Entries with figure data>
==================================================

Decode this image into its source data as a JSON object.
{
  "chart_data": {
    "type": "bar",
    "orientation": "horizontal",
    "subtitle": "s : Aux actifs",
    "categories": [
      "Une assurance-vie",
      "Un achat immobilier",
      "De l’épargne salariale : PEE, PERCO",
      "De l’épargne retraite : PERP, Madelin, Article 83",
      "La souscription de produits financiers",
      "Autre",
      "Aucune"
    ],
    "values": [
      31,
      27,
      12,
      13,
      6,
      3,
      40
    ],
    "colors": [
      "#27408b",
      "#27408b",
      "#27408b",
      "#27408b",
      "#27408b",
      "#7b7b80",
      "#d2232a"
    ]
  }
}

==================================================

Return each line of the data exactly as written above.

Decode this image into its source data as a JSON object.
{
  "chart_data": {
    "type": "bar",
    "orientation": "horizontal",
    "subtitle": "s : Aux actifs",
    "categories": [
      "Une assurance-vie",
      "Un achat immobilier",
      "De l’épargne salariale : PEE, PERCO",
      "De l’épargne retraite : PERP, Madelin, Article 83",
      "La souscription de produits financiers",
      "Autre",
      "Aucune"
    ],
    "values": [
      31,
      27,
      12,
      13,
      6,
      3,
      40
    ],
    "colors": [
      "#27408b",
      "#27408b",
      "#27408b",
      "#27408b",
      "#27408b",
      "#7b7b80",
      "#d2232a"
    ]
  }
}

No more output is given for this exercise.